## Task statement:
Extract all records. Keep each one exact.

Items from a figure collection
——————
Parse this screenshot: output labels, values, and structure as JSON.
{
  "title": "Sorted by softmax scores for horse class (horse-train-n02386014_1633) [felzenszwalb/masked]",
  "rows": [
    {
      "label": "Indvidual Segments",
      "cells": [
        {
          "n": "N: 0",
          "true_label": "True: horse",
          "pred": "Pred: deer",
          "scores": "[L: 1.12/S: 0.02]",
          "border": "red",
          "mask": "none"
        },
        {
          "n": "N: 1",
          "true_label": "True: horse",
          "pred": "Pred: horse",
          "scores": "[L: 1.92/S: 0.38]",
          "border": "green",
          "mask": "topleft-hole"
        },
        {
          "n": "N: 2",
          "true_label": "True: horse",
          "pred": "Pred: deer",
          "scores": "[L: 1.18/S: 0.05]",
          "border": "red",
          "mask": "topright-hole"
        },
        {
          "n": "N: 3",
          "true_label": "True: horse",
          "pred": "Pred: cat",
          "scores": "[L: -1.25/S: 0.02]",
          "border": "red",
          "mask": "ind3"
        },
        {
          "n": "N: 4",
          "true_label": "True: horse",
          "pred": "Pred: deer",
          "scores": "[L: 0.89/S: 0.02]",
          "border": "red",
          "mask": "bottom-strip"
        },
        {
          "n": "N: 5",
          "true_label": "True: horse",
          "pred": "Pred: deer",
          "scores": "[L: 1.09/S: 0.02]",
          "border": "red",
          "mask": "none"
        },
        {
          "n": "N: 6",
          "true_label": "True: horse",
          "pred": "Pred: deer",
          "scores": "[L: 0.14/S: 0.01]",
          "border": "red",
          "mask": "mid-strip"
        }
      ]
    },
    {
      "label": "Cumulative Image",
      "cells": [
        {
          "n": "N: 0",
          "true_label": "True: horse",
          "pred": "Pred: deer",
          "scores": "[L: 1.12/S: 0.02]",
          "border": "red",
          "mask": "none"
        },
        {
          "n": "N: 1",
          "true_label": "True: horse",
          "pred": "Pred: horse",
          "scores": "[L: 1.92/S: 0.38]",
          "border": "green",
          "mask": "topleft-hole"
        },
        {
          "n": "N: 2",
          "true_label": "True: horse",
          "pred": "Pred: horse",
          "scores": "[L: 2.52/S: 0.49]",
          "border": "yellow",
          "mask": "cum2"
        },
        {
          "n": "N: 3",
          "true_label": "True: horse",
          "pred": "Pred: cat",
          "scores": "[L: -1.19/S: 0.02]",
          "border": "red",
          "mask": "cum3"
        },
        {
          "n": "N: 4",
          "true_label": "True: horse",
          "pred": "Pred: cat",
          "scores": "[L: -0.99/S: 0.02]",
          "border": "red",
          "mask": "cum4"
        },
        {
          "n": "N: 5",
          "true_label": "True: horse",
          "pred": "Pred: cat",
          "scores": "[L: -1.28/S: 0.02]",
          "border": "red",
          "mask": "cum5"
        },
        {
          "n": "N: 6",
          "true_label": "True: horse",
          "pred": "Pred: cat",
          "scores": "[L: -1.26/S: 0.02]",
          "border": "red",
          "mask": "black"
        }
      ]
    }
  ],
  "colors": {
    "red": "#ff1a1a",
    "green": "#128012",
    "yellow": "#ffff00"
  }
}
——————
## The completed task:
Parse this screenshot: output labels, values, and structure as JSON.
{
  "title": "Sorted by softmax scores for horse class (horse-train-n02386014_1633) [felzenszwalb/masked]",
  "rows": [
    {
      "label": "Indvidual Segments",
      "cells": [
        {
          "n": "N: 0",
          "true_label": "True: horse",
          "pred": "Pred: deer",
          "scores": "[L: 1.12/S: 0.02]",
          "border": "red",
          "mask": "none"
        },
        {
          "n": "N: 1",
          "true_label": "True: horse",
          "pred": "Pred: horse",
          "scores": "[L: 1.92/S: 0.38]",
          "border": "green",
          "mask": "topleft-hole"
        },
        {
          "n": "N: 2",
          "true_label": "True: horse",
          "pred": "Pred: deer",
          "scores": "[L: 1.18/S: 0.05]",
          "border": "red",
          "mask": "topright-hole"
        },
        {
          "n": "N: 3",
          "true_label": "True: horse",
          "pred": "Pred: cat",
          "scores": "[L: -1.25/S: 0.02]",
          "border": "red",
          "mask": "ind3"
        },
        {
          "n": "N: 4",
          "true_label": "True: horse",
          "pred": "Pred: deer",
          "scores": "[L: 0.89/S: 0.02]",
          "border": "red",
          "mask": "bottom-strip"
        },
        {
          "n": "N: 5",
          "true_label": "True: horse",
          "pred": "Pred: deer",
          "scores": "[L: 1.09/S: 0.02]",
          "border": "red",
          "mask": "none"
        },
        {
          "n": "N: 6",
          "true_label": "True: horse",
          "pred": "Pred: deer",
          "scores": "[L: 0.14/S: 0.01]",
          "border": "red",
          "mask": "mid-strip"
        }
      ]
    },
    {
      "label": "Cumulative Image",
      "cells": [
        {
          "n": "N: 0",
          "true_label": "True: horse",
          "pred": "Pred: deer",
          "scores": "[L: 1.12/S: 0.02]",
          "border": "red",
          "mask": "none"
        },
        {
          "n": "N: 1",
          "true_label": "True: horse",
          "pred": "Pred: horse",
          "scores": "[L: 1.92/S: 0.38]",
          "border": "green",
          "mask": "topleft-hole"
        },
        {
          "n": "N: 2",
          "true_label": "True: horse",
          "pred": "Pred: horse",
          "scores": "[L: 2.52/S: 0.49]",
          "border": "yellow",
          "mask": "cum2"
        },
        {
          "n": "N: 3",
          "true_label": "True: horse",
          "pred": "Pred: cat",
          "scores": "[L: -1.19/S: 0.02]",
          "border": "red",
          "mask": "cum3"
        },
        {
          "n": "N: 4",
          "true_label": "True: horse",
          "pred": "Pred: cat",
          "scores": "[L: -0.99/S: 0.02]",
          "border": "red",
          "mask": "cum4"
        },
        {
          "n": "N: 5",
          "true_label": "True: horse",
          "pred": "Pred: cat",
          "scores": "[L: -1.28/S: 0.02]",
          "border": "red",
          "mask": "cum5"
        },
        {
          "n": "N: 6",
          "true_label": "True: horse",
          "pred": "Pred: cat",
          "scores": "[L: -1.26/S: 0.02]",
          "border": "red",
          "mask": "black"
        }
      ]
    }
  ],
  "colors": {
    "red": "#ff1a1a",
    "green": "#128012",
    "yellow": "#ffff00"
  }
}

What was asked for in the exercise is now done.